### Materials provided

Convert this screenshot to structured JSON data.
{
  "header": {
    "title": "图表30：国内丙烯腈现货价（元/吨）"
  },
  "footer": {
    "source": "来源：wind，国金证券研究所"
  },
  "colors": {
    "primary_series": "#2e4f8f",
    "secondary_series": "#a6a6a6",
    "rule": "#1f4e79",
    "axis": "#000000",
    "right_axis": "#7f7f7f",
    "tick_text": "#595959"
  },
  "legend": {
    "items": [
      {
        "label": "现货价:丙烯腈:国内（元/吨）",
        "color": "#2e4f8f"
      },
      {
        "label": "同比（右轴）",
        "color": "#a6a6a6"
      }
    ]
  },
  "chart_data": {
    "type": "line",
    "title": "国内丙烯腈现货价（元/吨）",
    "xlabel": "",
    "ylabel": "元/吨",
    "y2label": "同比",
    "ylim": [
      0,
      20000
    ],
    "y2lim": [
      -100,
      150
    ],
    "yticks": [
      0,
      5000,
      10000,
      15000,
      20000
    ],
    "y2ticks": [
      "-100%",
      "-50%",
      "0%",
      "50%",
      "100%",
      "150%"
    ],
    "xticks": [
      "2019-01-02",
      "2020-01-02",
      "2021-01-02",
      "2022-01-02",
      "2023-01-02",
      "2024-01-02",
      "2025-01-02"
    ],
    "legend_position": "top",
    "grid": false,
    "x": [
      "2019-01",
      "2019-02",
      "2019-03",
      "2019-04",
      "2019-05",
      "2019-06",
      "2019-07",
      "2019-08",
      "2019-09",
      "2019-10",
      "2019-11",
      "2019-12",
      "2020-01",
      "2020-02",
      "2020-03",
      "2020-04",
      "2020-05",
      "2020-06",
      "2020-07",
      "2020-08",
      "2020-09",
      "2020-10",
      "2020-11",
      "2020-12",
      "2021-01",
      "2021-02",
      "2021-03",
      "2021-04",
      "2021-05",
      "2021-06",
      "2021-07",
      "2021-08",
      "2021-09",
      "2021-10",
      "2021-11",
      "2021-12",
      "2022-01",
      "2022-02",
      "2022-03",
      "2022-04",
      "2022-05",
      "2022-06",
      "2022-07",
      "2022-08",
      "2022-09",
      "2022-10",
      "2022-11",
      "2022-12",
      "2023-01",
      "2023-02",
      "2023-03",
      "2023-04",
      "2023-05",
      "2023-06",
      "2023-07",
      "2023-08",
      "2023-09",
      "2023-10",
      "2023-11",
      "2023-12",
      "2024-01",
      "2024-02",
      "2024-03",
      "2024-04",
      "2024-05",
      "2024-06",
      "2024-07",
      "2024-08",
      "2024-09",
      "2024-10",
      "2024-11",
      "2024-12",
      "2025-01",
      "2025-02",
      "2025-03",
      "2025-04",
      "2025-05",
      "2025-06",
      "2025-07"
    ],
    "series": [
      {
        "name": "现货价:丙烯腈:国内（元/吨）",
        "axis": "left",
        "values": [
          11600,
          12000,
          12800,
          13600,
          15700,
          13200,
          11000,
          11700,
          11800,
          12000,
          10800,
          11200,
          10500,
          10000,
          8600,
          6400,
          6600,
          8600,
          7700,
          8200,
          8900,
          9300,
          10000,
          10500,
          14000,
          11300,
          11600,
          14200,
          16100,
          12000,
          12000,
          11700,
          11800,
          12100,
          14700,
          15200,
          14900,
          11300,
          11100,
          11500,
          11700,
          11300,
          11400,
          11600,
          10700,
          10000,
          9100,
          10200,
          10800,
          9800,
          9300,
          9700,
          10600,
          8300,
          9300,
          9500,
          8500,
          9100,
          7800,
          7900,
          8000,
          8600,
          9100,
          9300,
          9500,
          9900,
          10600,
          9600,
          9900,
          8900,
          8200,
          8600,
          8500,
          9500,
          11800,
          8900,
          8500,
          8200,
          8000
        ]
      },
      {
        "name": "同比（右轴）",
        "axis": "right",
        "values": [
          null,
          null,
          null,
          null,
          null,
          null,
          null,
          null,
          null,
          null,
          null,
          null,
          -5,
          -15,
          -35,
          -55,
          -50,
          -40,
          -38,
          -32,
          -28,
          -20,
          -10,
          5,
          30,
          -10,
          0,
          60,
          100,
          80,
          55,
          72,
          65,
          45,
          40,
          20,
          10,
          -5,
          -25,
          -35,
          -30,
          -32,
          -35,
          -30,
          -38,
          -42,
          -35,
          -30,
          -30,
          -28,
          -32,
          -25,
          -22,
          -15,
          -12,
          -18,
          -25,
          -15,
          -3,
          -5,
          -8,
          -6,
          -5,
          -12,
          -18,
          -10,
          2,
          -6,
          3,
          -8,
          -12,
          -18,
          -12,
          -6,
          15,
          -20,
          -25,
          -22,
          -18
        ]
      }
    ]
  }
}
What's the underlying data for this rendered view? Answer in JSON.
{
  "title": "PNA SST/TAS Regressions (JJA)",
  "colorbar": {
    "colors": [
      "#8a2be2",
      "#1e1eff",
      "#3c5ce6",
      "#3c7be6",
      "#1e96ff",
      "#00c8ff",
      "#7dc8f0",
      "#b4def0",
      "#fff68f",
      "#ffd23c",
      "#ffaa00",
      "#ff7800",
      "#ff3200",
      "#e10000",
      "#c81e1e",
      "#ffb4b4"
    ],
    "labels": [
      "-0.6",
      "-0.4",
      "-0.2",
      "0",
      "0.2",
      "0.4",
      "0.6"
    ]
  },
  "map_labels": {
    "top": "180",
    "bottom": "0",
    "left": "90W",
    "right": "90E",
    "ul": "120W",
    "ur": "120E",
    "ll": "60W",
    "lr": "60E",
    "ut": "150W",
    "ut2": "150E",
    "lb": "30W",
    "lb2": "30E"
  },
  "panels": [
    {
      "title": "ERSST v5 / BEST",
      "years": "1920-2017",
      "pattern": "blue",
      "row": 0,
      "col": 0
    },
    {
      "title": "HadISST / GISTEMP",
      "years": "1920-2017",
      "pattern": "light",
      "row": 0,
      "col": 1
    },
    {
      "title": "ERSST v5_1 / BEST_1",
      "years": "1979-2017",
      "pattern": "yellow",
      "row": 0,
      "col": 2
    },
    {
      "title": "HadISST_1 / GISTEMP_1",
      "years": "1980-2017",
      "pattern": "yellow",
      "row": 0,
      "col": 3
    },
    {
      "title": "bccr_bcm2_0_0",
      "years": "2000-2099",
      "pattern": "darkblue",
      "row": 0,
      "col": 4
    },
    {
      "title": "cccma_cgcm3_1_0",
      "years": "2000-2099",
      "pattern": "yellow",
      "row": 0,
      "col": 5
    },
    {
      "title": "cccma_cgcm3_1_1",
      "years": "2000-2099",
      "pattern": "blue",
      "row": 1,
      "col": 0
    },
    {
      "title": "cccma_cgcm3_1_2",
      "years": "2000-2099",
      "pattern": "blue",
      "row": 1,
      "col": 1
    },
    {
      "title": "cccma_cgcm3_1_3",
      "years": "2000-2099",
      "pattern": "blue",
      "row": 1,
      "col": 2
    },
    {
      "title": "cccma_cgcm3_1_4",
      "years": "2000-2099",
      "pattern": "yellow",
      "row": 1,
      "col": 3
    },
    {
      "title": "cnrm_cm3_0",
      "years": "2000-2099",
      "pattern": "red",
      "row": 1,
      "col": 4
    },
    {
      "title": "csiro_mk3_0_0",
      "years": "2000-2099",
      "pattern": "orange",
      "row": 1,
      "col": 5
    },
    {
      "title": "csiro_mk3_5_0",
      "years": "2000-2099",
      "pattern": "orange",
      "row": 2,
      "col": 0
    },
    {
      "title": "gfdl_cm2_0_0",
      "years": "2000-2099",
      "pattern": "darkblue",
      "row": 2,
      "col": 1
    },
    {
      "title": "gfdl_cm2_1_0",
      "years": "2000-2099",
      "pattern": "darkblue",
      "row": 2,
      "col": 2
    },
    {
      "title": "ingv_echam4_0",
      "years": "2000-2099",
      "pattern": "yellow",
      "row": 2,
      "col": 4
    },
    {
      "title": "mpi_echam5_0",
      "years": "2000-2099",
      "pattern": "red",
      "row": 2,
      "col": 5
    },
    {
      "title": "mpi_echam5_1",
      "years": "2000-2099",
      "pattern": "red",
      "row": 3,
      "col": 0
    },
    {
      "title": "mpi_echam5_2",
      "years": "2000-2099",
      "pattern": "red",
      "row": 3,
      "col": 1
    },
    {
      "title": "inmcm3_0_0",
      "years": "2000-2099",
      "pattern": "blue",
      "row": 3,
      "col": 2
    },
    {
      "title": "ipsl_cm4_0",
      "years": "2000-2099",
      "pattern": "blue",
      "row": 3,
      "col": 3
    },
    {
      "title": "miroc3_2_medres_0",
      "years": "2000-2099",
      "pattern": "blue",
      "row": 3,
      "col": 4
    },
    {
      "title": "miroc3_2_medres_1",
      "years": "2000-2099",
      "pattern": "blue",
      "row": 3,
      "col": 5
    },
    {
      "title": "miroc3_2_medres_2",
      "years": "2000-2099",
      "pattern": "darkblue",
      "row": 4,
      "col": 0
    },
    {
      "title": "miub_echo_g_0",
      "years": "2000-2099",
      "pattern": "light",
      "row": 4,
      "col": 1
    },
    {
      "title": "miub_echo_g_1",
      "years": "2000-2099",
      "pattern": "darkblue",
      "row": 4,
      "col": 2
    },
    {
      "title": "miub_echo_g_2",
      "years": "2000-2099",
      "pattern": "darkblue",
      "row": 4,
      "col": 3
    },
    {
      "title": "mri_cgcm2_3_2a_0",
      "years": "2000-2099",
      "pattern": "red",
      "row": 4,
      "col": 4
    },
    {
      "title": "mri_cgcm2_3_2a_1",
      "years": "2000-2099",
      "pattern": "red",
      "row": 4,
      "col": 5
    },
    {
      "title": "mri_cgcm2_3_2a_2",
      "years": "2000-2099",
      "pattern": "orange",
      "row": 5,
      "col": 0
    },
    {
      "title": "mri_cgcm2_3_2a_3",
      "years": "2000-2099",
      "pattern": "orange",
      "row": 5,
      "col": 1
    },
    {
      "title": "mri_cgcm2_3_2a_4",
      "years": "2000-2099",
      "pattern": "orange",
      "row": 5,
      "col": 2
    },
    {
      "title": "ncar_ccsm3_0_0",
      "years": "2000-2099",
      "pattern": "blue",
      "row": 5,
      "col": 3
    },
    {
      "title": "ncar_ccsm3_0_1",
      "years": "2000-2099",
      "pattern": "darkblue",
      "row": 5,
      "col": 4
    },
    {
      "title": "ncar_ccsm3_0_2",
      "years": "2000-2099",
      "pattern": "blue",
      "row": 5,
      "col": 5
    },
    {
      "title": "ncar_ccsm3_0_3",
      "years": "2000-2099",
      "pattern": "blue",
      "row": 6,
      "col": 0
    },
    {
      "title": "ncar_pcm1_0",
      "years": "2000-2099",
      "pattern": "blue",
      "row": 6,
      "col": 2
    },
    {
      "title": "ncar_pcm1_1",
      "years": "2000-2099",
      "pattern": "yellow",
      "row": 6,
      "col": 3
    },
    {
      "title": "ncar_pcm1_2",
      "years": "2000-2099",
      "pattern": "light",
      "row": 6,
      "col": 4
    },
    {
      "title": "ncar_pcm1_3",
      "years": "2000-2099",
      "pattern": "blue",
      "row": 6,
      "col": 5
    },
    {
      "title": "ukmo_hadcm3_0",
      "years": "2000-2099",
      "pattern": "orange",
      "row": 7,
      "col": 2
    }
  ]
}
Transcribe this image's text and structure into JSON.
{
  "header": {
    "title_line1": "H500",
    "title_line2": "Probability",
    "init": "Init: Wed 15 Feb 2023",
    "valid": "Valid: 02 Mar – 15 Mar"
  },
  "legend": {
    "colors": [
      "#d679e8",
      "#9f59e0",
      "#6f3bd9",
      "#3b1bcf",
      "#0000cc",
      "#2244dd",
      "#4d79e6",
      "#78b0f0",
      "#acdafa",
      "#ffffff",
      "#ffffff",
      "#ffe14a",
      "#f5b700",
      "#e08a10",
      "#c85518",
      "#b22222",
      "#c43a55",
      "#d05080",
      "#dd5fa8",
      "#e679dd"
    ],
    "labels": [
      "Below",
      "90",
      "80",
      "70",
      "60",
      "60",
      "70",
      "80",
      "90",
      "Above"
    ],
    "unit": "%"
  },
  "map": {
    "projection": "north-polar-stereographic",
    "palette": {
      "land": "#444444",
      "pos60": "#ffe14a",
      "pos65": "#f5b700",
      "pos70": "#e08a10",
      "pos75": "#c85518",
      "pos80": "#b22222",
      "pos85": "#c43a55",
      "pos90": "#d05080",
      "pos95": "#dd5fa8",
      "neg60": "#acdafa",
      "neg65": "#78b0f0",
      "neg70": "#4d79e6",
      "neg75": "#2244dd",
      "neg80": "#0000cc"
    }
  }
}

######

* Short exercise:
In the listing above, locate each line with "this" and copy it.

* Correct output:
Convert this screenshot to structured JSON data.
What's the underlying data for this rendered view? Answer in JSON.
Transcribe this image's text and structure into JSON.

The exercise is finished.